Extract every line where the string "Length" appears.

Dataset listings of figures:
· · · ·
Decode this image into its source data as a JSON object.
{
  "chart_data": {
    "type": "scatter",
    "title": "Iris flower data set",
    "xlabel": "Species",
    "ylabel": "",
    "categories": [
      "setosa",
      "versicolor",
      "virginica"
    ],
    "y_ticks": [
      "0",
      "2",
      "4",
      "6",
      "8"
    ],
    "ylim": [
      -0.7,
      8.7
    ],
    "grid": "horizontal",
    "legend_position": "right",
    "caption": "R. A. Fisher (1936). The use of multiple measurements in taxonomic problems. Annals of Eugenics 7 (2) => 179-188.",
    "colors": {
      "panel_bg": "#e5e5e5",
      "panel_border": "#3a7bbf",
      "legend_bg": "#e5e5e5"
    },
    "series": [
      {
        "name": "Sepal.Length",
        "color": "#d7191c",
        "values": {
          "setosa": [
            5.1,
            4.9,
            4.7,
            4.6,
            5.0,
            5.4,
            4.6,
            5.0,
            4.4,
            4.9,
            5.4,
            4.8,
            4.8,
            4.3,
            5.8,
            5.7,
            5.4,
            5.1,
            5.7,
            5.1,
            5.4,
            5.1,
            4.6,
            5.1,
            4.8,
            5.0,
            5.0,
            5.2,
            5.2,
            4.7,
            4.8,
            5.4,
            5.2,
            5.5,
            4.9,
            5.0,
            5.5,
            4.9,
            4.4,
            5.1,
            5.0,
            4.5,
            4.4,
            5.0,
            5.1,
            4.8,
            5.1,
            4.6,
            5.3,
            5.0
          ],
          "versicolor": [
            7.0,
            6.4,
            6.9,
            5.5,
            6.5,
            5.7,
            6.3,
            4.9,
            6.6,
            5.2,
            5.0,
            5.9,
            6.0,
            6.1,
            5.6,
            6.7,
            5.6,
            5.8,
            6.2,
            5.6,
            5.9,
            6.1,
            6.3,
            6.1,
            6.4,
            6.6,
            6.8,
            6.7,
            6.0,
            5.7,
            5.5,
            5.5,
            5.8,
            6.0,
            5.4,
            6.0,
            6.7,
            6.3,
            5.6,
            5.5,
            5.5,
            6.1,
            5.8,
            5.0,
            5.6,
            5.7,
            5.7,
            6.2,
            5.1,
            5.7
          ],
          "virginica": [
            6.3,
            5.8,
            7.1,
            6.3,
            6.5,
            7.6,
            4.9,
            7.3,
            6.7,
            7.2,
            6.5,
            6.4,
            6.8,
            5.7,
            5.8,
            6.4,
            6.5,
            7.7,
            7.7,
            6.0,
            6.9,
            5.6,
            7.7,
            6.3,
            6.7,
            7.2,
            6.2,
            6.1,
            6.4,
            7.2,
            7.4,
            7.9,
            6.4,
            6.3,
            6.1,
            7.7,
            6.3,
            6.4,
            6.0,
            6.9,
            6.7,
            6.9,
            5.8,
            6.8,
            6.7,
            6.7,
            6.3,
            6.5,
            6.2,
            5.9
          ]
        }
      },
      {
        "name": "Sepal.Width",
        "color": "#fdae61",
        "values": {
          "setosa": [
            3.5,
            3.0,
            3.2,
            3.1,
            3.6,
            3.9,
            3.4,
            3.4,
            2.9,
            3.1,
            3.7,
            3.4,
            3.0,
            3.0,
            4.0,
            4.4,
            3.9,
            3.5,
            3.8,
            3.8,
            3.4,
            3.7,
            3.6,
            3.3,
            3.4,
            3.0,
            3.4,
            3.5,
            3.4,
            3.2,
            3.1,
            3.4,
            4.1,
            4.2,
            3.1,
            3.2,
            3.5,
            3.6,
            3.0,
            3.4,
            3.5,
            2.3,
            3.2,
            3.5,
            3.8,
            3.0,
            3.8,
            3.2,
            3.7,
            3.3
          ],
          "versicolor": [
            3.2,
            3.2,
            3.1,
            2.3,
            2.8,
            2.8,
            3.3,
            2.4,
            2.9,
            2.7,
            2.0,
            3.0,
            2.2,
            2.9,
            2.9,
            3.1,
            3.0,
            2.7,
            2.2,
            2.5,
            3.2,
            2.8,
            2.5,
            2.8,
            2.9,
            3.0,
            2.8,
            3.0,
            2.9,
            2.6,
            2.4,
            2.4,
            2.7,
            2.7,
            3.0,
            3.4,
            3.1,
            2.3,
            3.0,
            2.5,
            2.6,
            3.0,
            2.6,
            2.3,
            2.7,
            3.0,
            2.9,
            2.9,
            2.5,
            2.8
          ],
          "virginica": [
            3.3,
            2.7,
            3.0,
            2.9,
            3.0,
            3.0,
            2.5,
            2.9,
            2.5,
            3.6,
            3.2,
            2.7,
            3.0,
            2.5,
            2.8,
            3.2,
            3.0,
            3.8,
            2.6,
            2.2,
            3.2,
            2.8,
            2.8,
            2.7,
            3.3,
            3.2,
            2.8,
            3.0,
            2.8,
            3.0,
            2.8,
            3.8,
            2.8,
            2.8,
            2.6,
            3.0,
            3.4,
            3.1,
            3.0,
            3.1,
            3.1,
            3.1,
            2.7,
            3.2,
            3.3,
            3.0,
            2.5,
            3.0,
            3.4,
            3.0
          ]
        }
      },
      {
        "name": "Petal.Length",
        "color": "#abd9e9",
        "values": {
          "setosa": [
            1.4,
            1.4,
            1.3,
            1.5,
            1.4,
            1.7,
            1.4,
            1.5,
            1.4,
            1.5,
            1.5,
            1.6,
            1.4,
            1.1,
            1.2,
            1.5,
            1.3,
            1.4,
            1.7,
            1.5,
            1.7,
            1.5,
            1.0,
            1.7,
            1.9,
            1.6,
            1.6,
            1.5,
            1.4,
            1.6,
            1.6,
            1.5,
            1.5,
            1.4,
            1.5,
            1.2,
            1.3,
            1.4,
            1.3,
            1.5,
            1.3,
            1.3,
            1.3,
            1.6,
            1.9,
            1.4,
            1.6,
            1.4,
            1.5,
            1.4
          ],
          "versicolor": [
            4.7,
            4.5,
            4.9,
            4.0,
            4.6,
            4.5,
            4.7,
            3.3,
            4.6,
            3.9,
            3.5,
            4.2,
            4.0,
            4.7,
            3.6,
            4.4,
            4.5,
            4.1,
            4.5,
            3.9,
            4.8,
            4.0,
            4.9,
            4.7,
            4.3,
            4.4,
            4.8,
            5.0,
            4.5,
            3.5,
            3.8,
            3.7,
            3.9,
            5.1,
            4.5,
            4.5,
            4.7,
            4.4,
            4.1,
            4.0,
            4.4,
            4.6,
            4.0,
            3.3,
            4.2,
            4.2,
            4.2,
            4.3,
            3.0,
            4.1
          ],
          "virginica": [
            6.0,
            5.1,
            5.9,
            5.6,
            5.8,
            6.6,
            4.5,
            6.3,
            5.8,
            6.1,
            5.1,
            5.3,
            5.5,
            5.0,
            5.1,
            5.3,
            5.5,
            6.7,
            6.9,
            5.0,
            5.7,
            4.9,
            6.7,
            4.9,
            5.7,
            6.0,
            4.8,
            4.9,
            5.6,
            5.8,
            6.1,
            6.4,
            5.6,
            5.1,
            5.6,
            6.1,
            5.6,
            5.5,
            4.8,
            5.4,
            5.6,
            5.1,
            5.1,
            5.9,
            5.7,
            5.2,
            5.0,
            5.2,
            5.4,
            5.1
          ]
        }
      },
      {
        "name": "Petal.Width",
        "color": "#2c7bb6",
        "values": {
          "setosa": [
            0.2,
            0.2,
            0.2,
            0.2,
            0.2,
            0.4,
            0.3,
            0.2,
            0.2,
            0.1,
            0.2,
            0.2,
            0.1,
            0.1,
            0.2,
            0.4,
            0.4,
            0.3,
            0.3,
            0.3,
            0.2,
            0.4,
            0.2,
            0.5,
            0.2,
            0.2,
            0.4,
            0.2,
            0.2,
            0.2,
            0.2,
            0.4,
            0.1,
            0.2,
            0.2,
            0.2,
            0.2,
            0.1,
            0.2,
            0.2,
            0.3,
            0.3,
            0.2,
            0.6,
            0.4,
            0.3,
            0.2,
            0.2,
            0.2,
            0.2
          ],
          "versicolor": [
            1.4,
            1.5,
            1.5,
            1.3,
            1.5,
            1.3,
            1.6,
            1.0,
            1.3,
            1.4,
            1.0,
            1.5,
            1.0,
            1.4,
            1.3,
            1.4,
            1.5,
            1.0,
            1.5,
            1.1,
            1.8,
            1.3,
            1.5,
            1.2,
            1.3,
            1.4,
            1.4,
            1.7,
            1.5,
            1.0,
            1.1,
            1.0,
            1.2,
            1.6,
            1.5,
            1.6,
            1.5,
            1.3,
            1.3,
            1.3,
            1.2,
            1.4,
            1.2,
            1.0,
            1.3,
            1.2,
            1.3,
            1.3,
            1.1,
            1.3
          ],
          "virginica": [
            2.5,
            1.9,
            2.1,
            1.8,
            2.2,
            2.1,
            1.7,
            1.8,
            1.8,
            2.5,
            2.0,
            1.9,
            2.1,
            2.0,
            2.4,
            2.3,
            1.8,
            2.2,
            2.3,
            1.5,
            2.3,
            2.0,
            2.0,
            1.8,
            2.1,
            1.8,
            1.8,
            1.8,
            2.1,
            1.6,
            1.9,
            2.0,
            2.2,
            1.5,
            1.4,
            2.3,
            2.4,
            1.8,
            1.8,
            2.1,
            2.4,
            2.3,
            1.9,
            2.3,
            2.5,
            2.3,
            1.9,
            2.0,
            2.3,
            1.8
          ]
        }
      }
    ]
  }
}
· · · ·
EXERCISE RESULT:
        "name": "Sepal.Length",
        "name": "Petal.Length",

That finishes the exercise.